*** Opening EXTRACT TO READ ***

Beasties as Muppets in the last post, and now Beasties as action figures in this one. The Boys have reunited with Spike Jonze for the 6th(?) time for yet another fun vid. Spike’s real name is Adam, which make their collaborations 75% Adam. Do you think they all pick on on Mike D? “Mike? What kind of stupid name is MIKE?”
Did you enjoy that? Did you say to yourself, “Man, if I had some of those Beastie Boys action figures, I would steal my sister’s Barbie Beach Cruiser and have them act out a buddy flick!”¹ If you had that thought and have $750 on hand, you can own your very own set! Yes, you read that right. Seven-hundred fifty dollars. But before you soil your last pair of clean undies², all proceeds are going to three charities who work with kids who have cancer. Plus they come with a lot of stuff like different outfits, decals and hands. Hands, man. And, as the site states, “these are some real limited edition, explicit, bottle service/ v.i.p. type items“. I have to say, they look pretty awesome. Or dope? Do people still say that?

*** Closing EXTRACT TO READ ***
*** Opening RECORDS ***

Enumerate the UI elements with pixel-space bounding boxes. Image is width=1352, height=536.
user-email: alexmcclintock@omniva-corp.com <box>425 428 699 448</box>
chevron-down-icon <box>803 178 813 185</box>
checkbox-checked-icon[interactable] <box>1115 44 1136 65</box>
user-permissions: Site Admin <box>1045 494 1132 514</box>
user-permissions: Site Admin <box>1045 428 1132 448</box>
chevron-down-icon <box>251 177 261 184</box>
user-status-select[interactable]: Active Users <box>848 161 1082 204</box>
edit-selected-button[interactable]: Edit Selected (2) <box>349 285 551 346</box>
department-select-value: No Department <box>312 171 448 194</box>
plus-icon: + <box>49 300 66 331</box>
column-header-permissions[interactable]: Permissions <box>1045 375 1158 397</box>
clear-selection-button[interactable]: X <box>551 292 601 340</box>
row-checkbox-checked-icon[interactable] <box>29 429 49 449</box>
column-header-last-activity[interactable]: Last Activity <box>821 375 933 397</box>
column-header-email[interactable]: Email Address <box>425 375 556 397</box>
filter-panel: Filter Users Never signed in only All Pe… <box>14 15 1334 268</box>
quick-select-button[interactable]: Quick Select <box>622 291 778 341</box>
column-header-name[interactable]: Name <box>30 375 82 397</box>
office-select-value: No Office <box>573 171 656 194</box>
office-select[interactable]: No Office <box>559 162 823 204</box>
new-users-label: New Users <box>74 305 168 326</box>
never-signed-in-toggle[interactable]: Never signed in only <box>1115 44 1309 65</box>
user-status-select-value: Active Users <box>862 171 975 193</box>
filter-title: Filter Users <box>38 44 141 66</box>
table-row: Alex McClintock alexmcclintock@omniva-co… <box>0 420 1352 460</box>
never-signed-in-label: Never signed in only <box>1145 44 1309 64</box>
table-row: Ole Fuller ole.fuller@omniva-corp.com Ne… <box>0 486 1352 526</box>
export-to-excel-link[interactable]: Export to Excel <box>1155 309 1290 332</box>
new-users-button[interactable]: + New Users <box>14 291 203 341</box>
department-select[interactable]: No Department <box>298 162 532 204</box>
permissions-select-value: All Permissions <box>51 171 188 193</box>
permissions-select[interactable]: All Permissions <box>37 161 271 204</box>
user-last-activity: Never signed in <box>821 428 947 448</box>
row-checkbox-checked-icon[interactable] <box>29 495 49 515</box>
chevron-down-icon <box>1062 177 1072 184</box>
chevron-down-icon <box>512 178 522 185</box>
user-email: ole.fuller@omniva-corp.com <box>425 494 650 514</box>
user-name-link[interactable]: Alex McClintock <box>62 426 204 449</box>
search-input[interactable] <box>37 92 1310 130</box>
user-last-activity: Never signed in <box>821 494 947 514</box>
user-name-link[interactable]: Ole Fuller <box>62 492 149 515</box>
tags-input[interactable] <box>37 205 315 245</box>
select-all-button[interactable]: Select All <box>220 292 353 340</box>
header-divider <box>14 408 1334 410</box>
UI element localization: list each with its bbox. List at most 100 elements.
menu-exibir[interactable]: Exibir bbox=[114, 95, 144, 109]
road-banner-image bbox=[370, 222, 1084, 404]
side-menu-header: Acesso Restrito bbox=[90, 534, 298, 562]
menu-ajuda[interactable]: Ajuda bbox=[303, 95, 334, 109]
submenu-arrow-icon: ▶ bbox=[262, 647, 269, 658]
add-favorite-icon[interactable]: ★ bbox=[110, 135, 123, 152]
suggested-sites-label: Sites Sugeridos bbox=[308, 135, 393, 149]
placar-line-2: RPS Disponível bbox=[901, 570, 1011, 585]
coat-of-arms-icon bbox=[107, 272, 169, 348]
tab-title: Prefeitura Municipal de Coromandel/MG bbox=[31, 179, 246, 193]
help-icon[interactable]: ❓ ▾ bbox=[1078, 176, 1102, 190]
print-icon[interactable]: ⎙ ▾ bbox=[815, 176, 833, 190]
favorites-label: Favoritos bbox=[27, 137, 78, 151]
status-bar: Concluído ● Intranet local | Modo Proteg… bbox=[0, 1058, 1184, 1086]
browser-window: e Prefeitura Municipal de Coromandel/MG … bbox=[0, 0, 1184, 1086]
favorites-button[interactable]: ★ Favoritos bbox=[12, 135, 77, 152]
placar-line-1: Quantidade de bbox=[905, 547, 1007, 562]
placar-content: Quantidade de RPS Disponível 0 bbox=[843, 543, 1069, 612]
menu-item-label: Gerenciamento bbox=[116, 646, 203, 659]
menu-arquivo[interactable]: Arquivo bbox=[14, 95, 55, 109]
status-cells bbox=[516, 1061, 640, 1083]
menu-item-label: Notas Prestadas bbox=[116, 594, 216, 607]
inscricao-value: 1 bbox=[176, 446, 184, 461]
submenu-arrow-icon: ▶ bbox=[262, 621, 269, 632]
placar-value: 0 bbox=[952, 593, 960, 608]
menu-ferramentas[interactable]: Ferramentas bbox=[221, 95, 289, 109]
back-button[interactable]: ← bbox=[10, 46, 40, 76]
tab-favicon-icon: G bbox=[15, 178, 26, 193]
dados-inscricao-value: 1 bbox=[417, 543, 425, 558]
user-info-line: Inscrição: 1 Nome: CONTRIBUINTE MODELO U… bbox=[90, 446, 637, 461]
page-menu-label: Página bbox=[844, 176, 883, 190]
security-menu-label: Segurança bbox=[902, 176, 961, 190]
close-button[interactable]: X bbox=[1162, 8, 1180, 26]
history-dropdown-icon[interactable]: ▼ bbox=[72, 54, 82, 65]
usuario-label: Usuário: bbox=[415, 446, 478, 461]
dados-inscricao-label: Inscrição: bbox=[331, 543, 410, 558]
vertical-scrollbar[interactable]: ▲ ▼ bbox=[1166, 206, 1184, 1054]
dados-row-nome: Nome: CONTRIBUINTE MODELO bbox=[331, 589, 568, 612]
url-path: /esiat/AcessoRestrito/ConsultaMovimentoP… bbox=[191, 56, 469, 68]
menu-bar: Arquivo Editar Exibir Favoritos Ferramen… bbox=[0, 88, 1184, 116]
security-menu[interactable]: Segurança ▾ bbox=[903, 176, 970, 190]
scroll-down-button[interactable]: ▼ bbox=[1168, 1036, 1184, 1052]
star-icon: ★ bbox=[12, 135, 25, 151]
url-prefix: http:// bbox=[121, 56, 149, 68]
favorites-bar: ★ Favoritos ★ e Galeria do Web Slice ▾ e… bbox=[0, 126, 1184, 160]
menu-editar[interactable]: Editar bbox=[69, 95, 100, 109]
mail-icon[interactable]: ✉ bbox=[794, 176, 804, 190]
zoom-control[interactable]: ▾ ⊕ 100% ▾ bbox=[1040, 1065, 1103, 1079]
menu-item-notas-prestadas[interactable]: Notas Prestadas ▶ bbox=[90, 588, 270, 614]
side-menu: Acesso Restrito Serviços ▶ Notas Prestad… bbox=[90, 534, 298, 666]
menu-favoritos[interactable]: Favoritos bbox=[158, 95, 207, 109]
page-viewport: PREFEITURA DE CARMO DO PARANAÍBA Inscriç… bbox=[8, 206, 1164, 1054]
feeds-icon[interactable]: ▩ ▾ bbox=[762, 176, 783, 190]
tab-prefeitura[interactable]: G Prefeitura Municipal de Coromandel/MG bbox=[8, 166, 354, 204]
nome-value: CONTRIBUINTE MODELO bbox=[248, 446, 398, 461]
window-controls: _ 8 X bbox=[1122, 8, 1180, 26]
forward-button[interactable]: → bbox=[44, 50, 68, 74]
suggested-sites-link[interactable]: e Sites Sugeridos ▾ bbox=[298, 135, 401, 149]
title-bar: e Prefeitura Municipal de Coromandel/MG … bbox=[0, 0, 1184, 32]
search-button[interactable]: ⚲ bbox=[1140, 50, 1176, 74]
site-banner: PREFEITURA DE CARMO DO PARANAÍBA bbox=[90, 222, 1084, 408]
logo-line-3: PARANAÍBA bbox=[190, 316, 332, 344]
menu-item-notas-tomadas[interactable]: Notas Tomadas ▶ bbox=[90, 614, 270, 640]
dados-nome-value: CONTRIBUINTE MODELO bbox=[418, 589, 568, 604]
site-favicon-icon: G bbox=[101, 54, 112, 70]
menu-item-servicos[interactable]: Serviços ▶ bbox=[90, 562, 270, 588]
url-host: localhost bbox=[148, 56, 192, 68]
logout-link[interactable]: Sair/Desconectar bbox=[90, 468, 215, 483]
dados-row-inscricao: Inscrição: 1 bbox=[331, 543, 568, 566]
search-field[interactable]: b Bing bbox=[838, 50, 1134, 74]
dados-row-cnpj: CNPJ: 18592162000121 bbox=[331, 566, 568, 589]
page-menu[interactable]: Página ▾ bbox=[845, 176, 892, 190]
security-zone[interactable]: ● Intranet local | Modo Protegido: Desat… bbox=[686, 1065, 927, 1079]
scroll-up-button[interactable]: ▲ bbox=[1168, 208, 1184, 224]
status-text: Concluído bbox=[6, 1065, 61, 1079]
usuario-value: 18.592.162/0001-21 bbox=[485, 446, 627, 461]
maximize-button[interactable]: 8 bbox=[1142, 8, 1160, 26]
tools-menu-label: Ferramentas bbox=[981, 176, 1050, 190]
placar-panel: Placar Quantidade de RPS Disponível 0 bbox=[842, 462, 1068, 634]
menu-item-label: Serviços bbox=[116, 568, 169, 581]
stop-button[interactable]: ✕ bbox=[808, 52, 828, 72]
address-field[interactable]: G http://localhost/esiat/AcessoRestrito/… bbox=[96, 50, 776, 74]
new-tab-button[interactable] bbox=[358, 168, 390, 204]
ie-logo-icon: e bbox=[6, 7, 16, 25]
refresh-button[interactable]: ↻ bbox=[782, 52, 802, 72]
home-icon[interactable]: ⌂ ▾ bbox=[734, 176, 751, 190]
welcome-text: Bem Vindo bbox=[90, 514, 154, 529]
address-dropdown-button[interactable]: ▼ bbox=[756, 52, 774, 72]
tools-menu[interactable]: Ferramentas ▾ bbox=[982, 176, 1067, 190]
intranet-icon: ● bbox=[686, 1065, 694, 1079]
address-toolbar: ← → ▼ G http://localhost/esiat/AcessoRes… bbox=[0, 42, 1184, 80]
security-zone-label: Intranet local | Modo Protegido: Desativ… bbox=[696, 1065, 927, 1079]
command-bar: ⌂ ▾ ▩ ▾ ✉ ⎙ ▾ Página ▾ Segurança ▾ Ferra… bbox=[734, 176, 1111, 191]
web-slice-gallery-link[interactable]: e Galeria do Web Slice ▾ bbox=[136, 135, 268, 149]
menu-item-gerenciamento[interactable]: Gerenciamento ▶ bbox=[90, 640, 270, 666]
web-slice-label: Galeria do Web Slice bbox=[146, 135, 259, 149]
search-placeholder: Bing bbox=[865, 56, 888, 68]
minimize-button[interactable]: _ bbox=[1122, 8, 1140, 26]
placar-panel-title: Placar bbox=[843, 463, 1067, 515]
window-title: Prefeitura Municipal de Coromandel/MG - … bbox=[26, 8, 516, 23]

*** Closing RECORDS ***

● EXERCISE SET:
**a.** In the post about the Beastie Boys action figures, where does the money from sales go?
**b.** From the post about the Beastie Boys action figures, print the part that opens with the words containing "Did you enjoy" and closes with "still say that?".

● RESULTS OF THE TASKS:
**a.** To three charities that work with kids who have cancer.

**b.**
Did you enjoy that? Did you say to yourself, “Man, if I had some of those Beastie Boys action figures, I would steal my sister’s Barbie Beach Cruiser and have them act out a buddy flick!”¹ If you had that thought and have $750 on hand, you can own your very own set! Yes, you read that right. Seven-hundred fifty dollars. But before you soil your last pair of clean undies², all proceeds are going to three charities who work with kids who have cancer. Plus they come with a lot of stuff like different outfits, decals and hands. Hands, man. And, as the site states, “these are some real limited edition, explicit, bottle service/ v.i.p. type items“. I have to say, they look pretty awesome. Or dope? Do people still say that?